Description of the task
Reproduce the records below exactly as they appear, omitting any pictures they contain.

Rows from a dataset
======
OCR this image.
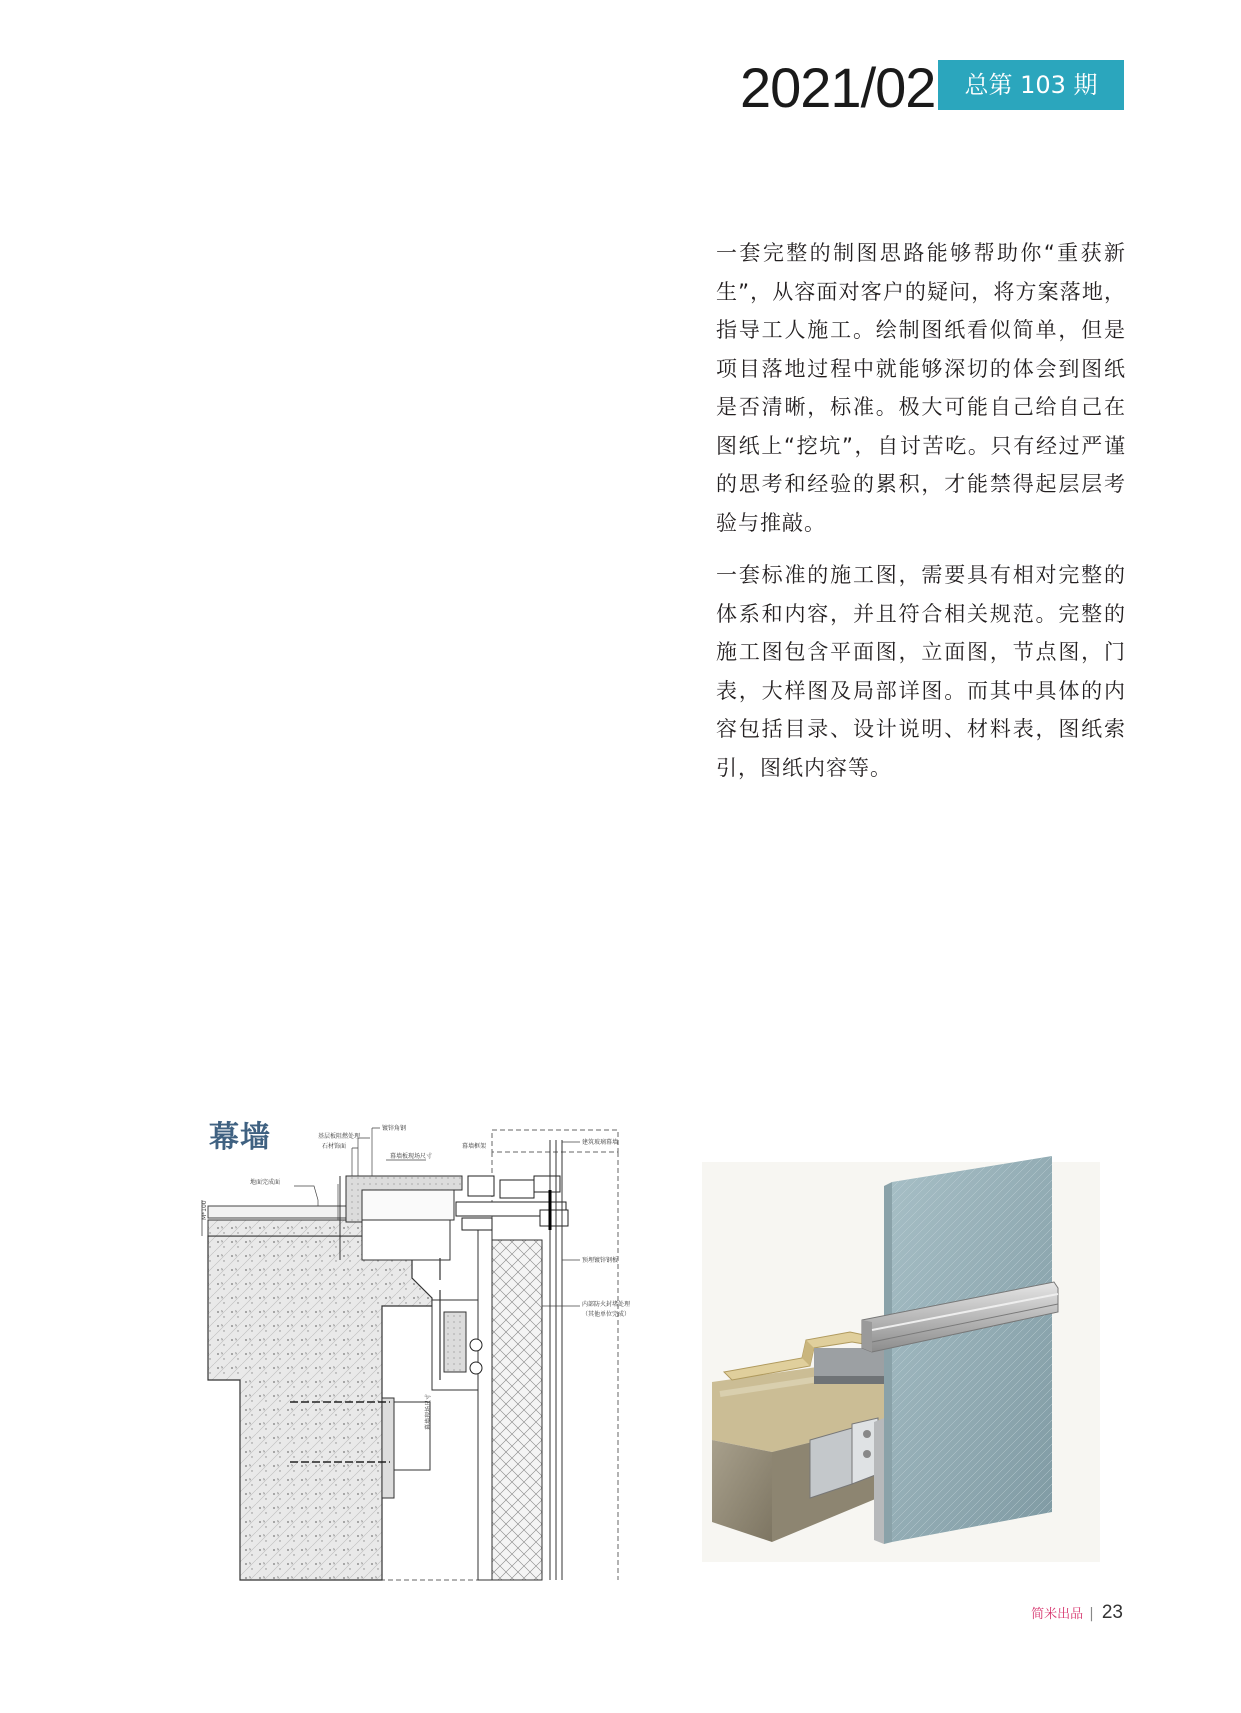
2021/02	总第 103 期

一套完整的制图思路能够帮助你“重获新生”，从容面对客户的疑问，将方案落地，指导工人施工。绘制图纸看似简单，但是项目落地过程中就能够深切的体会到图纸是否清晰，标准。极大可能自己给自己在图纸上“挖坑”，自讨苦吃。只有经过严谨的思考和经验的累积，才能禁得起层层考验与推敲。

一套标准的施工图，需要具有相对完整的体系和内容，并且符合相关规范。完整的施工图包含平面图，立面图，节点图，门表，大样图及局部详图。而其中具体的内容包括目录、设计说明、材料表，图纸索引，图纸内容等。

幕墙
M*100
镀锌角钢
基层板阻燃处理
石材饰面
幕墙板现场尺寸
幕墙框架
建筑玻璃幕墙
地面完成面
预埋镀锌钢板
内部防火封堵处理
（其他单位完成）
幕墙现场尺寸
简米出品 | 23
======
Output below
OCR this image.
2021/02	总第 103 期

一套完整的制图思路能够帮助你“重获新生”，从容面对客户的疑问，将方案落地，指导工人施工。绘制图纸看似简单，但是项目落地过程中就能够深切的体会到图纸是否清晰，标准。极大可能自己给自己在图纸上“挖坑”，自讨苦吃。只有经过严谨的思考和经验的累积，才能禁得起层层考验与推敲。

一套标准的施工图，需要具有相对完整的体系和内容，并且符合相关规范。完整的施工图包含平面图，立面图，节点图，门表，大样图及局部详图。而其中具体的内容包括目录、设计说明、材料表，图纸索引，图纸内容等。

幕墙
M*100
镀锌角钢
基层板阻燃处理
石材饰面
幕墙板现场尺寸
幕墙框架
建筑玻璃幕墙
地面完成面
预埋镀锌钢板
内部防火封堵处理
（其他单位完成）
幕墙现场尺寸
简米出品 | 23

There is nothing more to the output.